### Extracted records

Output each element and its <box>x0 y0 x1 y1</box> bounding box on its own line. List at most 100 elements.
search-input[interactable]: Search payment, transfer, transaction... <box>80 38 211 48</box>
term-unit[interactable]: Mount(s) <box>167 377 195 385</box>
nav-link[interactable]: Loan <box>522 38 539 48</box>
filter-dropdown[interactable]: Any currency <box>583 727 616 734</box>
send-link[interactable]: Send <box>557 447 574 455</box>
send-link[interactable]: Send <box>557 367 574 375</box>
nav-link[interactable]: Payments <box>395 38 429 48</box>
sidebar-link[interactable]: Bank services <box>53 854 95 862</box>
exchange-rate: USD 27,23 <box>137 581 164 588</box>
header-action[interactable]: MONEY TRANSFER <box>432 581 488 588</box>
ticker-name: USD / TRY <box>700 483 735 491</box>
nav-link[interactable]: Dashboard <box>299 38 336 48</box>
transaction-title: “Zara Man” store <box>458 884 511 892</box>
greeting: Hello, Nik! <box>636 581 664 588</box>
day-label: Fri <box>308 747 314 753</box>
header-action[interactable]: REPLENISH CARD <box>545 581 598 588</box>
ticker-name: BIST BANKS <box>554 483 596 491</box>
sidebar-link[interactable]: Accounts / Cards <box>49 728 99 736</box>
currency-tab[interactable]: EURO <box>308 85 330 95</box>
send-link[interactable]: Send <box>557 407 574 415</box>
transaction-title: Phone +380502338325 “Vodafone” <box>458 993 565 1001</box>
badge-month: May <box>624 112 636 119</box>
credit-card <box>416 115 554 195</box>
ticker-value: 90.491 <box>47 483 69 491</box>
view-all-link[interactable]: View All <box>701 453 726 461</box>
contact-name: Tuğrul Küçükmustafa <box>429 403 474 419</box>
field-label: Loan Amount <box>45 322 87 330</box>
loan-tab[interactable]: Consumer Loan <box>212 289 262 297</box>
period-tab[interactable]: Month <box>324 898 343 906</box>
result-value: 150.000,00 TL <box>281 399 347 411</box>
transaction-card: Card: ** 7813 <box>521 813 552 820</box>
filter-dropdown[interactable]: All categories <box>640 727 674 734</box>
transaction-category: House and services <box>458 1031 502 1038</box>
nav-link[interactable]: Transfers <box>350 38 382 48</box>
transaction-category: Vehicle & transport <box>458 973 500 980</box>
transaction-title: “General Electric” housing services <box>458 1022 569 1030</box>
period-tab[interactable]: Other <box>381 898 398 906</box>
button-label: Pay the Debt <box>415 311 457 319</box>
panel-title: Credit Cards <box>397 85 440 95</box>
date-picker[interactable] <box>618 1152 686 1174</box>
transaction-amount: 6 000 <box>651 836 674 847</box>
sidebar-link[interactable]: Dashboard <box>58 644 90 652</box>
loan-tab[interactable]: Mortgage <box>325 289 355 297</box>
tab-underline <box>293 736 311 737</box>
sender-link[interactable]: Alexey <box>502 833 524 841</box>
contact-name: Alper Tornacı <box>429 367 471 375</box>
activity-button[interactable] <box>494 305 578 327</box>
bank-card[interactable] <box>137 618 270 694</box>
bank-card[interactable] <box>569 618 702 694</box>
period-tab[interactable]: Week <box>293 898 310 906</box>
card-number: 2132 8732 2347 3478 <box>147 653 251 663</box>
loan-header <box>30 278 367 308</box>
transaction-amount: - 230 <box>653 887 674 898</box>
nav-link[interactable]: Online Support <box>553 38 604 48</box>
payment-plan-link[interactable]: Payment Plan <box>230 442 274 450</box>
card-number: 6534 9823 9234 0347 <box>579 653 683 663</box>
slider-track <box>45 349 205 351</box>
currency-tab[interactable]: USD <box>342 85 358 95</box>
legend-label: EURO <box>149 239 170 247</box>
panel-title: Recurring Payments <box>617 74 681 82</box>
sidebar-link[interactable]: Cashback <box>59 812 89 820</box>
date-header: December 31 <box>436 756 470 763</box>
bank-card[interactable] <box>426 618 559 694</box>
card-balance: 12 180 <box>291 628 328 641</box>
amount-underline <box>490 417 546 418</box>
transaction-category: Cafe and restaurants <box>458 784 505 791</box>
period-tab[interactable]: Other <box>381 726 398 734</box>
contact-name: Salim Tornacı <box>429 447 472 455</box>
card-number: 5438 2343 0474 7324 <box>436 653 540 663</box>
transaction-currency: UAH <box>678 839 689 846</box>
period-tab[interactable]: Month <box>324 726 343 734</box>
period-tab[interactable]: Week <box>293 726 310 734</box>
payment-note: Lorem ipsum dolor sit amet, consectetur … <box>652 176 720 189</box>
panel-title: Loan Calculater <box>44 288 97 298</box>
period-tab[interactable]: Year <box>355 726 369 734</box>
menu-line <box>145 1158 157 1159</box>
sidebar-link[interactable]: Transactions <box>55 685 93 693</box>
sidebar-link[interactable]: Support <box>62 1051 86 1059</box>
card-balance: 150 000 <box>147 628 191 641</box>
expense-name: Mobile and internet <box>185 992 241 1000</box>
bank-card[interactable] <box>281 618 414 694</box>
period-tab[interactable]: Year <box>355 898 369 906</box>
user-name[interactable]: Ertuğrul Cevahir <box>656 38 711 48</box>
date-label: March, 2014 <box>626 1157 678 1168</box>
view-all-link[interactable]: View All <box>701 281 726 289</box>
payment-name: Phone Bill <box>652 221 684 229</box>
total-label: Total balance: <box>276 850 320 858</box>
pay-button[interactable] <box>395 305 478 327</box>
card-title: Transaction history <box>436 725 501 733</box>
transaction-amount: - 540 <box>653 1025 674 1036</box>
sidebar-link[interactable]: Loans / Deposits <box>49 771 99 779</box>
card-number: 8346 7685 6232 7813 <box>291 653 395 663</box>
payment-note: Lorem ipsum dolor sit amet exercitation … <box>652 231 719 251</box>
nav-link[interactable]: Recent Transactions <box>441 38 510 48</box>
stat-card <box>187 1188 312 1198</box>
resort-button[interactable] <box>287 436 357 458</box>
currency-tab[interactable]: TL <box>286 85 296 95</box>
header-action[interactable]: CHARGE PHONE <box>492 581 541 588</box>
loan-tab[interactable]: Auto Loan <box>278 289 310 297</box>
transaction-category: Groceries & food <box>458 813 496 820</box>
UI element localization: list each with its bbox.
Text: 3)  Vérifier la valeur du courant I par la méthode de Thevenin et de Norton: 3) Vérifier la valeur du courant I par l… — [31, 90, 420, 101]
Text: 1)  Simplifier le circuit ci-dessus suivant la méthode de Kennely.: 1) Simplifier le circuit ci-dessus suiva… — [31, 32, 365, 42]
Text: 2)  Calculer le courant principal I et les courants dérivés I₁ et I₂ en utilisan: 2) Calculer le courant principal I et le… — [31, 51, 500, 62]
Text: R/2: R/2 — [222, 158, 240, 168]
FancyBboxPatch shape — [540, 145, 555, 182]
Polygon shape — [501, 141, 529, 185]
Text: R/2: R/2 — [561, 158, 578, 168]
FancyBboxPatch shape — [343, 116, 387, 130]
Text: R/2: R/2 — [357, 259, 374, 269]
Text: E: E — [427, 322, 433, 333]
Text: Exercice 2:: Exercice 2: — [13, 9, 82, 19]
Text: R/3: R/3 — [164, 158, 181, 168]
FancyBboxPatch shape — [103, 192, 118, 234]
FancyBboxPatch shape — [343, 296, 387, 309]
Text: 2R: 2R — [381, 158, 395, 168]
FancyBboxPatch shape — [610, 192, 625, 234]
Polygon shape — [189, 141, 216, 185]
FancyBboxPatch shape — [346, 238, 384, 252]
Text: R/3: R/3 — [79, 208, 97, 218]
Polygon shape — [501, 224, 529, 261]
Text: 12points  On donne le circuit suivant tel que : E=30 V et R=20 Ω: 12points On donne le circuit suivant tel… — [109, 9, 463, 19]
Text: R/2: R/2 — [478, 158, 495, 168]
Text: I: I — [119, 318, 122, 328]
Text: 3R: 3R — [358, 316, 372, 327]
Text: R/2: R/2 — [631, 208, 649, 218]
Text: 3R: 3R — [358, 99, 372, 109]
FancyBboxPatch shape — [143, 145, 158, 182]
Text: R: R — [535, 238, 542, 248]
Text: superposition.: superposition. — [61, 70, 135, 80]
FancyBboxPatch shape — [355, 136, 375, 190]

### What you need to do
Return verbatim the lines of the listing above, from its first line through the line containing "send-link[interactable]: Send <box>557 407", with both of those lines included.

### Full solution
Output each element and its <box>x0 y0 x1 y1</box> bounding box on its own line. List at most 100 elements.
search-input[interactable]: Search payment, transfer, transaction... <box>80 38 211 48</box>
term-unit[interactable]: Mount(s) <box>167 377 195 385</box>
nav-link[interactable]: Loan <box>522 38 539 48</box>
filter-dropdown[interactable]: Any currency <box>583 727 616 734</box>
send-link[interactable]: Send <box>557 447 574 455</box>
send-link[interactable]: Send <box>557 367 574 375</box>
nav-link[interactable]: Payments <box>395 38 429 48</box>
sidebar-link[interactable]: Bank services <box>53 854 95 862</box>
exchange-rate: USD 27,23 <box>137 581 164 588</box>
header-action[interactable]: MONEY TRANSFER <box>432 581 488 588</box>
ticker-name: USD / TRY <box>700 483 735 491</box>
nav-link[interactable]: Dashboard <box>299 38 336 48</box>
transaction-title: “Zara Man” store <box>458 884 511 892</box>
greeting: Hello, Nik! <box>636 581 664 588</box>
day-label: Fri <box>308 747 314 753</box>
header-action[interactable]: REPLENISH CARD <box>545 581 598 588</box>
ticker-name: BIST BANKS <box>554 483 596 491</box>
sidebar-link[interactable]: Accounts / Cards <box>49 728 99 736</box>
currency-tab[interactable]: EURO <box>308 85 330 95</box>
send-link[interactable]: Send <box>557 407 574 415</box>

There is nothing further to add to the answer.